_Requirements:_ Using the entries below, quote exactly the span of lines that begins with the line containing "Convert this screenshot" and ends with the final line.
┏━━
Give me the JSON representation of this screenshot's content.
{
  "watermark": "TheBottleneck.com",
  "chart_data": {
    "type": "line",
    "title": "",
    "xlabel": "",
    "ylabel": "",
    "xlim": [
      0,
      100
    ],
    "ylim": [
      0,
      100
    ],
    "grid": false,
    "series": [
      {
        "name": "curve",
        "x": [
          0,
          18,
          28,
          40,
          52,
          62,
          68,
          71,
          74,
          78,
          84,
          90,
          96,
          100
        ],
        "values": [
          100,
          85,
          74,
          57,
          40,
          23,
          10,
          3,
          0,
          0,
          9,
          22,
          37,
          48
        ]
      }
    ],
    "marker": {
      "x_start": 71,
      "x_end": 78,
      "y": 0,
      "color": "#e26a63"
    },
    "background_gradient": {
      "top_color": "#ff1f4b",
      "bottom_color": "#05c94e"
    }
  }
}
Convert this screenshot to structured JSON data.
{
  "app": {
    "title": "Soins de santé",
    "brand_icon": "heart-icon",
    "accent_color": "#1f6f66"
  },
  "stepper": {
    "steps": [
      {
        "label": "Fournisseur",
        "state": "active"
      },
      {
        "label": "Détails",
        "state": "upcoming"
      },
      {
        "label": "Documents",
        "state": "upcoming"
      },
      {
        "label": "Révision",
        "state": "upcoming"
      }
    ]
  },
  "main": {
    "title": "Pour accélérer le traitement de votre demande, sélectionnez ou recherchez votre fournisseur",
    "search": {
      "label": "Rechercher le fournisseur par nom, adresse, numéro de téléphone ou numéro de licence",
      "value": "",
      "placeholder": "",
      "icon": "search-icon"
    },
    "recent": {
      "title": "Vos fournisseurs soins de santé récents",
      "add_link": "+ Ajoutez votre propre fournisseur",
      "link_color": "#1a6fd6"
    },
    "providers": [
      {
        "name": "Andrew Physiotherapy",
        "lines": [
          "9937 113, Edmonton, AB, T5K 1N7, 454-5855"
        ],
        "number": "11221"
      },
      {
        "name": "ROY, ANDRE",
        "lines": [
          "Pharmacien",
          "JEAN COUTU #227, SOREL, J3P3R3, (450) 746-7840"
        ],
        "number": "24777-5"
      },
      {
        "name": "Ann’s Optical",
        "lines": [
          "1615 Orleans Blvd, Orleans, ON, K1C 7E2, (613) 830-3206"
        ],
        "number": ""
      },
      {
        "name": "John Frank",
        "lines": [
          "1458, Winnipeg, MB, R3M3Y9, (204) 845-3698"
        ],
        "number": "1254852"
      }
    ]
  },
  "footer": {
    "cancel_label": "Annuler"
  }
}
┗━━
_Response to this task:_
Convert this screenshot to structured JSON data.
{
  "app": {
    "title": "Soins de santé",
    "brand_icon": "heart-icon",
    "accent_color": "#1f6f66"
  },
  "stepper": {
    "steps": [
      {
        "label": "Fournisseur",
        "state": "active"
      },
      {
        "label": "Détails",
        "state": "upcoming"
      },
      {
        "label": "Documents",
        "state": "upcoming"
      },
      {
        "label": "Révision",
        "state": "upcoming"
      }
    ]
  },
  "main": {
    "title": "Pour accélérer le traitement de votre demande, sélectionnez ou recherchez votre fournisseur",
    "search": {
      "label": "Rechercher le fournisseur par nom, adresse, numéro de téléphone ou numéro de licence",
      "value": "",
      "placeholder": "",
      "icon": "search-icon"
    },
    "recent": {
      "title": "Vos fournisseurs soins de santé récents",
      "add_link": "+ Ajoutez votre propre fournisseur",
      "link_color": "#1a6fd6"
    },
    "providers": [
      {
        "name": "Andrew Physiotherapy",
        "lines": [
          "9937 113, Edmonton, AB, T5K 1N7, 454-5855"
        ],
        "number": "11221"
      },
      {
        "name": "ROY, ANDRE",
        "lines": [
          "Pharmacien",
          "JEAN COUTU #227, SOREL, J3P3R3, (450) 746-7840"
        ],
        "number": "24777-5"
      },
      {
        "name": "Ann’s Optical",
        "lines": [
          "1615 Orleans Blvd, Orleans, ON, K1C 7E2, (613) 830-3206"
        ],
        "number": ""
      },
      {
        "name": "John Frank",
        "lines": [
          "1458, Winnipeg, MB, R3M3Y9, (204) 845-3698"
        ],
        "number": "1254852"
      }
    ]
  },
  "footer": {
    "cancel_label": "Annuler"
  }
}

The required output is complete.